● Work instructions
Return the lines where the word "Detection" occurs.

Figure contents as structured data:
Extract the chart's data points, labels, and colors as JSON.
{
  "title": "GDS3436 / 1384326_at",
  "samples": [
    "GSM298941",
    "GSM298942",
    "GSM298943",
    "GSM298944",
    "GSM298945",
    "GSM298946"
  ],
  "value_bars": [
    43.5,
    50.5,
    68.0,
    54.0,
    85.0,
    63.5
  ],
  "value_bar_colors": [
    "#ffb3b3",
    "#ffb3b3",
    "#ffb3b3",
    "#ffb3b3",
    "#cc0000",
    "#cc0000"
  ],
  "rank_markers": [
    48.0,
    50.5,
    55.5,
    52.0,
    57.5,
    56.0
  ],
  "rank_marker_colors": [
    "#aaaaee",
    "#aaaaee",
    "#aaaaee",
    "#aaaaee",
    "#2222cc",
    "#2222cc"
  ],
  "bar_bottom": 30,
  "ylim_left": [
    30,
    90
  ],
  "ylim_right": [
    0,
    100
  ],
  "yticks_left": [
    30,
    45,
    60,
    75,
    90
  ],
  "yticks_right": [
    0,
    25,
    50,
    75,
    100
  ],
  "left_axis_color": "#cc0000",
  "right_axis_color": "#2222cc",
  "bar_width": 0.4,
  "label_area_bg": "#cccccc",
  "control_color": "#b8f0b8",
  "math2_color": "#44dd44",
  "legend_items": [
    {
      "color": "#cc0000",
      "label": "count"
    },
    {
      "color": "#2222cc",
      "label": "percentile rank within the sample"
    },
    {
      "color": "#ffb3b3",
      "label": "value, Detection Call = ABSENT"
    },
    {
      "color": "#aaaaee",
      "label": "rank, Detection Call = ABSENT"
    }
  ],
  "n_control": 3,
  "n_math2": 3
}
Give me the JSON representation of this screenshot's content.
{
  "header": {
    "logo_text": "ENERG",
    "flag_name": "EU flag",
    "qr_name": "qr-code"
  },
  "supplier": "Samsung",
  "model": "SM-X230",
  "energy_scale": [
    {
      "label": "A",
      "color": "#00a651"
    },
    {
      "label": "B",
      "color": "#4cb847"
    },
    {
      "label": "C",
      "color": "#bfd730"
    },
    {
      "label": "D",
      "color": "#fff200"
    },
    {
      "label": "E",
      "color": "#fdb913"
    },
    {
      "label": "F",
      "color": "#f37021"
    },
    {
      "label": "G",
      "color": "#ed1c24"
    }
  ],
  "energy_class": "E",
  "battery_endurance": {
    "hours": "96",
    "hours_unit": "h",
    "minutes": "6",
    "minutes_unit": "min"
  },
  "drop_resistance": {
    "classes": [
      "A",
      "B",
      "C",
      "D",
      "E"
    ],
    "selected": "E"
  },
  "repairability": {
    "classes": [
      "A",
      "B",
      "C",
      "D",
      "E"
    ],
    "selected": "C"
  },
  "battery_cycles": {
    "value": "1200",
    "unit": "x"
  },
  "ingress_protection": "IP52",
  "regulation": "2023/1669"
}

● Finished exercise
      "label": "value, Detection Call = ABSENT"
      "label": "rank, Detection Call = ABSENT"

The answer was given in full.